Combinational Optimization Problem
The Knapsack problem is a classic optimization problem in computer science and mathematics. It belongs to a class of problems known as combinatorial optimization problems. The basic idea of the Knapsack problem is to determine the most valuable combination of items to include in a knapsack, given their weights and values, without exceeding the capacity of the knapsack.
Greedy Algorithm
A greedy algorithm is an algorithmic paradigm that makes locally optimal choices at each stage with the hope of finding a global optimum. The idea is to make the best possible choice at each step without worrying about the future consequences. Greedy algorithms are often used for optimization problems where you need to make a series of decisions, and at each decision point, you choose the option that seems most promising at that moment.
One classic example of a greedy algorithm is the “Fractional Knapsack Problem.” In this problem, you are given a set of items, each with a weight and a value, and you want to fill a knapsack with a maximum weight capacity to maximize the total value of the items you select.
Backtracking Algorithm
Backtracking is a general algorithm for finding all (or some) solutions to computational problems, particularly constraint satisfaction problems. It incrementally builds candidates for solutions, and abandons a candidate (“backtracks”) as soon as it determines that the candidate cannot possibly be completed to a valid solution.

→ STORED ROWS:

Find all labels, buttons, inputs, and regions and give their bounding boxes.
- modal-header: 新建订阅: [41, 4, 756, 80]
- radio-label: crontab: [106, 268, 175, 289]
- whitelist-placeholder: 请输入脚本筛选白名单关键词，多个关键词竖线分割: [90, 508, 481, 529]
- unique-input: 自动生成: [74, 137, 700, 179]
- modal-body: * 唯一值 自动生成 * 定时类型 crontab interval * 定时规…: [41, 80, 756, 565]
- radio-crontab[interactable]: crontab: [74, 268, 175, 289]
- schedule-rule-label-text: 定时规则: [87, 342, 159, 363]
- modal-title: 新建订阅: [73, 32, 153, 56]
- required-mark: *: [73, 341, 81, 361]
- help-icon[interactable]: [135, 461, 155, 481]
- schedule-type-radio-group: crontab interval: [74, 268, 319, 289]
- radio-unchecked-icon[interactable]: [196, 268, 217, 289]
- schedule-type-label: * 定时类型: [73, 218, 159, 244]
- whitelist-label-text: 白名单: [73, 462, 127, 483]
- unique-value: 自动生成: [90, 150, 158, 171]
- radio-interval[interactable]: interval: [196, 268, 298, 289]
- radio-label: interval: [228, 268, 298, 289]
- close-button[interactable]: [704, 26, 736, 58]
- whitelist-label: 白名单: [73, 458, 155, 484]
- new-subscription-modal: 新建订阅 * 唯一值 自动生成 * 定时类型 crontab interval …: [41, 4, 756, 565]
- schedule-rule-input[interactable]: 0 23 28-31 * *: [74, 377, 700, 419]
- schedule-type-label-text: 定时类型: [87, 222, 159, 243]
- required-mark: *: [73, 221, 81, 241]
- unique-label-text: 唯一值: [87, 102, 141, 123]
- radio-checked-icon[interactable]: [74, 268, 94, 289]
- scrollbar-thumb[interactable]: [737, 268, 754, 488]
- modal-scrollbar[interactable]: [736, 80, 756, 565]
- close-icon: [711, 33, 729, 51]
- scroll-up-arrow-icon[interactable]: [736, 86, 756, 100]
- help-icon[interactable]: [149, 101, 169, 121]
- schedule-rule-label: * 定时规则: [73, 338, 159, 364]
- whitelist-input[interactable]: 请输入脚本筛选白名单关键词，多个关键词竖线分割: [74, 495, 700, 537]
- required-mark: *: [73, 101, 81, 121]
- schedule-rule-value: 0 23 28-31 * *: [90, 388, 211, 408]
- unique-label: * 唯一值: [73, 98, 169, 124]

→ EXERCISE REQUIREMENTS:
**a.** According to the algorithms text, when does backtracking abandon a candidate, and why?
**b.** Write out everything in the algorithms text from "Backtracking Algorithm" down to "a valid solution.".

→ RESPONSE LIST:
**a.** Backtracking abandons a candidate as soon as it determines that the candidate cannot possibly be completed to a valid solution.

**b.**
Backtracking Algorithm
Backtracking is a general algorithm for finding all (or some) solutions to computational problems, particularly constraint satisfaction problems. It incrementally builds candidates for solutions, and abandons a candidate (“backtracks”) as soon as it determines that the candidate cannot possibly be completed to a valid solution.